• [Directive]
The records below should be written out again, exactly.

********************

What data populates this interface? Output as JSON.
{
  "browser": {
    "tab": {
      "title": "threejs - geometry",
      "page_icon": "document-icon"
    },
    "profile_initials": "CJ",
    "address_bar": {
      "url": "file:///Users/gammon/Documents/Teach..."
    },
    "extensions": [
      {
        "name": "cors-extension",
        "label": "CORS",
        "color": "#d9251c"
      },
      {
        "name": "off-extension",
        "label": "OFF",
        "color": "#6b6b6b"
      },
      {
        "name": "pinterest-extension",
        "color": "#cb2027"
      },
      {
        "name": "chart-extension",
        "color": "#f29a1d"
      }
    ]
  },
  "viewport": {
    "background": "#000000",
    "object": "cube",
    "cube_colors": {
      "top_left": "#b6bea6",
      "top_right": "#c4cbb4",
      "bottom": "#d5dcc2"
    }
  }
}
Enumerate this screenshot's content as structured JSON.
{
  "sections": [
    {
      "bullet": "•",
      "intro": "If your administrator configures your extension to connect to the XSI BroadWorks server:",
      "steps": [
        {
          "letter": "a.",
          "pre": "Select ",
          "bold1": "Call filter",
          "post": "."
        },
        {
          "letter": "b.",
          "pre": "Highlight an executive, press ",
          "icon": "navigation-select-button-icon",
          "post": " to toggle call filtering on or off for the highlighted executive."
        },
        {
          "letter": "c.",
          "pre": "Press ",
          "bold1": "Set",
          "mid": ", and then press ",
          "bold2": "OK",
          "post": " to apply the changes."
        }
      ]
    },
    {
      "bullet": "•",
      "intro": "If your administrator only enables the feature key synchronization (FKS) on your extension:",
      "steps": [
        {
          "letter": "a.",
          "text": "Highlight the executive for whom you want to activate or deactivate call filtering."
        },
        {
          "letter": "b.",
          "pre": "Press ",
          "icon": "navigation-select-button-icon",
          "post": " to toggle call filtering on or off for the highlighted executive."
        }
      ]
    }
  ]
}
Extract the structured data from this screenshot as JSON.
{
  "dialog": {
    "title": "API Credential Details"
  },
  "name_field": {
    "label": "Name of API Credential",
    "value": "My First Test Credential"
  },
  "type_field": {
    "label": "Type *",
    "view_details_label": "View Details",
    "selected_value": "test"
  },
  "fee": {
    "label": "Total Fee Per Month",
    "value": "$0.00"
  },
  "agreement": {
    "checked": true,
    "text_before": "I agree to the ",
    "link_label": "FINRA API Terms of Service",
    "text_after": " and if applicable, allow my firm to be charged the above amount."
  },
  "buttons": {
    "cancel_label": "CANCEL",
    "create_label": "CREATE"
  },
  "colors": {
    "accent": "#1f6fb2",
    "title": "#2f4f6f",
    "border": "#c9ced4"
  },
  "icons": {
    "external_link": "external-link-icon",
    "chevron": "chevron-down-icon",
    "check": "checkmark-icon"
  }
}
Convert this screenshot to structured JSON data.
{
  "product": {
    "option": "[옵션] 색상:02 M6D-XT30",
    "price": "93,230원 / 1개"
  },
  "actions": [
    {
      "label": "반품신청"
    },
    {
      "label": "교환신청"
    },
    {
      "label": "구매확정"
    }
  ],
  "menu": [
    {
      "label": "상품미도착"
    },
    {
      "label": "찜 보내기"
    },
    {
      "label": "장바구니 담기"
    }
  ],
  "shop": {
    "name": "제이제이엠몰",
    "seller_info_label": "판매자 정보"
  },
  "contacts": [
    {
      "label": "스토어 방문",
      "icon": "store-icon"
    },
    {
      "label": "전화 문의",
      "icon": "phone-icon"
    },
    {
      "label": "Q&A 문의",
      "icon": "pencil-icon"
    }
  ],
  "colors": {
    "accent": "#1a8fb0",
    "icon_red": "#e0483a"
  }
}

********************

• [Exercise answer]
What data populates this interface? Output as JSON.
{
  "browser": {
    "tab": {
      "title": "threejs - geometry",
      "page_icon": "document-icon"
    },
    "profile_initials": "CJ",
    "address_bar": {
      "url": "file:///Users/gammon/Documents/Teach..."
    },
    "extensions": [
      {
        "name": "cors-extension",
        "label": "CORS",
        "color": "#d9251c"
      },
      {
        "name": "off-extension",
        "label": "OFF",
        "color": "#6b6b6b"
      },
      {
        "name": "pinterest-extension",
        "color": "#cb2027"
      },
      {
        "name": "chart-extension",
        "color": "#f29a1d"
      }
    ]
  },
  "viewport": {
    "background": "#000000",
    "object": "cube",
    "cube_colors": {
      "top_left": "#b6bea6",
      "top_right": "#c4cbb4",
      "bottom": "#d5dcc2"
    }
  }
}
Enumerate this screenshot's content as structured JSON.
{
  "sections": [
    {
      "bullet": "•",
      "intro": "If your administrator configures your extension to connect to the XSI BroadWorks server:",
      "steps": [
        {
          "letter": "a.",
          "pre": "Select ",
          "bold1": "Call filter",
          "post": "."
        },
        {
          "letter": "b.",
          "pre": "Highlight an executive, press ",
          "icon": "navigation-select-button-icon",
          "post": " to toggle call filtering on or off for the highlighted executive."
        },
        {
          "letter": "c.",
          "pre": "Press ",
          "bold1": "Set",
          "mid": ", and then press ",
          "bold2": "OK",
          "post": " to apply the changes."
        }
      ]
    },
    {
      "bullet": "•",
      "intro": "If your administrator only enables the feature key synchronization (FKS) on your extension:",
      "steps": [
        {
          "letter": "a.",
          "text": "Highlight the executive for whom you want to activate or deactivate call filtering."
        },
        {
          "letter": "b.",
          "pre": "Press ",
          "icon": "navigation-select-button-icon",
          "post": " to toggle call filtering on or off for the highlighted executive."
        }
      ]
    }
  ]
}
Extract the structured data from this screenshot as JSON.
{
  "dialog": {
    "title": "API Credential Details"
  },
  "name_field": {
    "label": "Name of API Credential",
    "value": "My First Test Credential"
  },
  "type_field": {
    "label": "Type *",
    "view_details_label": "View Details",
    "selected_value": "test"
  },
  "fee": {
    "label": "Total Fee Per Month",
    "value": "$0.00"
  },
  "agreement": {
    "checked": true,
    "text_before": "I agree to the ",
    "link_label": "FINRA API Terms of Service",
    "text_after": " and if applicable, allow my firm to be charged the above amount."
  },
  "buttons": {
    "cancel_label": "CANCEL",
    "create_label": "CREATE"
  },
  "colors": {
    "accent": "#1f6fb2",
    "title": "#2f4f6f",
    "border": "#c9ced4"
  },
  "icons": {
    "external_link": "external-link-icon",
    "chevron": "chevron-down-icon",
    "check": "checkmark-icon"
  }
}
Convert this screenshot to structured JSON data.
{
  "product": {
    "option": "[옵션] 색상:02 M6D-XT30",
    "price": "93,230원 / 1개"
  },
  "actions": [
    {
      "label": "반품신청"
    },
    {
      "label": "교환신청"
    },
    {
      "label": "구매확정"
    }
  ],
  "menu": [
    {
      "label": "상품미도착"
    },
    {
      "label": "찜 보내기"
    },
    {
      "label": "장바구니 담기"
    }
  ],
  "shop": {
    "name": "제이제이엠몰",
    "seller_info_label": "판매자 정보"
  },
  "contacts": [
    {
      "label": "스토어 방문",
      "icon": "store-icon"
    },
    {
      "label": "전화 문의",
      "icon": "phone-icon"
    },
    {
      "label": "Q&A 문의",
      "icon": "pencil-icon"
    }
  ],
  "colors": {
    "accent": "#1a8fb0",
    "icon_red": "#e0483a"
  }
}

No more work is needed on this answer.